— Start of Data lines —

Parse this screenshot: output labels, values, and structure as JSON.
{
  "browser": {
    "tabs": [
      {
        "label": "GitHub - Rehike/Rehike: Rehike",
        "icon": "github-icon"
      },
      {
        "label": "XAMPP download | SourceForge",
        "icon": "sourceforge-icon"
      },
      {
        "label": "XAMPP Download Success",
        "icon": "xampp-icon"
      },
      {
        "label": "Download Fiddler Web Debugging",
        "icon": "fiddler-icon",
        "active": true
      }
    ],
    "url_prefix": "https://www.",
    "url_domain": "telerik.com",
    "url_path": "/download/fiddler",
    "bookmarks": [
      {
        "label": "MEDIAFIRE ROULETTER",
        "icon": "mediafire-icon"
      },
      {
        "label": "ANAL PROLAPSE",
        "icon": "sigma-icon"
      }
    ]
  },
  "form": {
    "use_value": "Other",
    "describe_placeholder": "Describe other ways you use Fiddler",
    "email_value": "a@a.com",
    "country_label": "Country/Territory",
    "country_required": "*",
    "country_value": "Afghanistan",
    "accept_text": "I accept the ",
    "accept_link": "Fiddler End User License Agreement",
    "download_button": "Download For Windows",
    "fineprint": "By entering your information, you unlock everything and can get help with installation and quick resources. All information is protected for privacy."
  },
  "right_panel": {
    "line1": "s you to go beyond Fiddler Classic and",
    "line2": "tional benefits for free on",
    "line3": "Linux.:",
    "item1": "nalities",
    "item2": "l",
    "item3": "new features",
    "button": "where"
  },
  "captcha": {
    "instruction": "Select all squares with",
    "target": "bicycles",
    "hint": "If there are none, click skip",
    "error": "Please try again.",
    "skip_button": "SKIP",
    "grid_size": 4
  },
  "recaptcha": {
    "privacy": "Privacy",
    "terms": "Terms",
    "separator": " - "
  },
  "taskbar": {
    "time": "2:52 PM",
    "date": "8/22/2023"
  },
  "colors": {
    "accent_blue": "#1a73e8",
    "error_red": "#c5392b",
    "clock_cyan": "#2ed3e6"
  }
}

— End of Data lines —

> **What to do**
Your task is to return the full listing exactly as it was given.

> **Worked answer**
Parse this screenshot: output labels, values, and structure as JSON.
{
  "browser": {
    "tabs": [
      {
        "label": "GitHub - Rehike/Rehike: Rehike",
        "icon": "github-icon"
      },
      {
        "label": "XAMPP download | SourceForge",
        "icon": "sourceforge-icon"
      },
      {
        "label": "XAMPP Download Success",
        "icon": "xampp-icon"
      },
      {
        "label": "Download Fiddler Web Debugging",
        "icon": "fiddler-icon",
        "active": true
      }
    ],
    "url_prefix": "https://www.",
    "url_domain": "telerik.com",
    "url_path": "/download/fiddler",
    "bookmarks": [
      {
        "label": "MEDIAFIRE ROULETTER",
        "icon": "mediafire-icon"
      },
      {
        "label": "ANAL PROLAPSE",
        "icon": "sigma-icon"
      }
    ]
  },
  "form": {
    "use_value": "Other",
    "describe_placeholder": "Describe other ways you use Fiddler",
    "email_value": "a@a.com",
    "country_label": "Country/Territory",
    "country_required": "*",
    "country_value": "Afghanistan",
    "accept_text": "I accept the ",
    "accept_link": "Fiddler End User License Agreement",
    "download_button": "Download For Windows",
    "fineprint": "By entering your information, you unlock everything and can get help with installation and quick resources. All information is protected for privacy."
  },
  "right_panel": {
    "line1": "s you to go beyond Fiddler Classic and",
    "line2": "tional benefits for free on",
    "line3": "Linux.:",
    "item1": "nalities",
    "item2": "l",
    "item3": "new features",
    "button": "where"
  },
  "captcha": {
    "instruction": "Select all squares with",
    "target": "bicycles",
    "hint": "If there are none, click skip",
    "error": "Please try again.",
    "skip_button": "SKIP",
    "grid_size": 4
  },
  "recaptcha": {
    "privacy": "Privacy",
    "terms": "Terms",
    "separator": " - "
  },
  "taskbar": {
    "time": "2:52 PM",
    "date": "8/22/2023"
  },
  "colors": {
    "accent_blue": "#1a73e8",
    "error_red": "#c5392b",
    "clock_cyan": "#2ed3e6"
  }
}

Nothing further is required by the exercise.